* [Task instructions]: Return exactly the lines that run from the one containing "Decode this image" to the end of the entries, with both ends included.
■ ■ ■ ■ ■ ■ ■
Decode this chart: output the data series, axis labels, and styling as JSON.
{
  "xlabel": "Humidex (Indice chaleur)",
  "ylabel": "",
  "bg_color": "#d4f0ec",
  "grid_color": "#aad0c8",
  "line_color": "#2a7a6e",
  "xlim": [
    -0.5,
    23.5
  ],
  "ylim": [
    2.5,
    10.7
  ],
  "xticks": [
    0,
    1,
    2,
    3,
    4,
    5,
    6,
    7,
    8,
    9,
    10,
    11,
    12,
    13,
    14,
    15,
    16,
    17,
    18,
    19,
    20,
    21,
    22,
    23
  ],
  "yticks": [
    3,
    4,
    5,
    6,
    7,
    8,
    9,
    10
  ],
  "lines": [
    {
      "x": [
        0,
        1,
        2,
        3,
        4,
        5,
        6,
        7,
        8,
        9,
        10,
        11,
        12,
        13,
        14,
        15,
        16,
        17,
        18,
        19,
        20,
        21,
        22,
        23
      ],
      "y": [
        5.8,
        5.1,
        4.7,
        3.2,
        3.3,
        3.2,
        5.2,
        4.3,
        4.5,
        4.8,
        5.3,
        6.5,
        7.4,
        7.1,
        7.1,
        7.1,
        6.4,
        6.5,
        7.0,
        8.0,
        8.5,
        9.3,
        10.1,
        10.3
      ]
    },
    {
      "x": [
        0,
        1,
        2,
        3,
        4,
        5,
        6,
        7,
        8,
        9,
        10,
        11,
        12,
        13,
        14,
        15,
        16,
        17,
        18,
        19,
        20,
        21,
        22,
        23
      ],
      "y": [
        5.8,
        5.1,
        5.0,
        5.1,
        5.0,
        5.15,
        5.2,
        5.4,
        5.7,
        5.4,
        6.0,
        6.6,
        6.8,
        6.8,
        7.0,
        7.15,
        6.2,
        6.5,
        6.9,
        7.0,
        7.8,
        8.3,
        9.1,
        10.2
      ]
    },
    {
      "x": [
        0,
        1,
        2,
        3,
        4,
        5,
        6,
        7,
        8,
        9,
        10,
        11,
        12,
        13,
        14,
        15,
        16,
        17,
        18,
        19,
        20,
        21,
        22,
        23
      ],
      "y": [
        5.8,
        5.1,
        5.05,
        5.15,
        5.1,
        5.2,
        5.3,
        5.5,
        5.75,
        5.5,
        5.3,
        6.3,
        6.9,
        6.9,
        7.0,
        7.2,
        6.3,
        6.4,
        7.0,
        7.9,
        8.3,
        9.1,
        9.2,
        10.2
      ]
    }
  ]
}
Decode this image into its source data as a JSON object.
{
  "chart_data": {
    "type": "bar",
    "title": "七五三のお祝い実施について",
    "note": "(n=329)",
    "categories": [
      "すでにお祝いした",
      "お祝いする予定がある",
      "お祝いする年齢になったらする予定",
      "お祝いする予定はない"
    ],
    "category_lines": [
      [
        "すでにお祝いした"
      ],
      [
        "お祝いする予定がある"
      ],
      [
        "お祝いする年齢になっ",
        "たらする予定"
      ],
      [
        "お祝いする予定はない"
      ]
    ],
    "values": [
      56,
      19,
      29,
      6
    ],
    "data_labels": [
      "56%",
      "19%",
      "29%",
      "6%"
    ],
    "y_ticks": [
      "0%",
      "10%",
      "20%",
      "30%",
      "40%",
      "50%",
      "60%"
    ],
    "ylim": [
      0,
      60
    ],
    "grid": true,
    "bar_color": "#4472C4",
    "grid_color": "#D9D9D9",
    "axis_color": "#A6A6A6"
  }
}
■ ■ ■ ■ ■ ■ ■
* [Correct answer]:
Decode this image into its source data as a JSON object.
{
  "chart_data": {
    "type": "bar",
    "title": "七五三のお祝い実施について",
    "note": "(n=329)",
    "categories": [
      "すでにお祝いした",
      "お祝いする予定がある",
      "お祝いする年齢になったらする予定",
      "お祝いする予定はない"
    ],
    "category_lines": [
      [
        "すでにお祝いした"
      ],
      [
        "お祝いする予定がある"
      ],
      [
        "お祝いする年齢になっ",
        "たらする予定"
      ],
      [
        "お祝いする予定はない"
      ]
    ],
    "values": [
      56,
      19,
      29,
      6
    ],
    "data_labels": [
      "56%",
      "19%",
      "29%",
      "6%"
    ],
    "y_ticks": [
      "0%",
      "10%",
      "20%",
      "30%",
      "40%",
      "50%",
      "60%"
    ],
    "ylim": [
      0,
      60
    ],
    "grid": true,
    "bar_color": "#4472C4",
    "grid_color": "#D9D9D9",
    "axis_color": "#A6A6A6"
  }
}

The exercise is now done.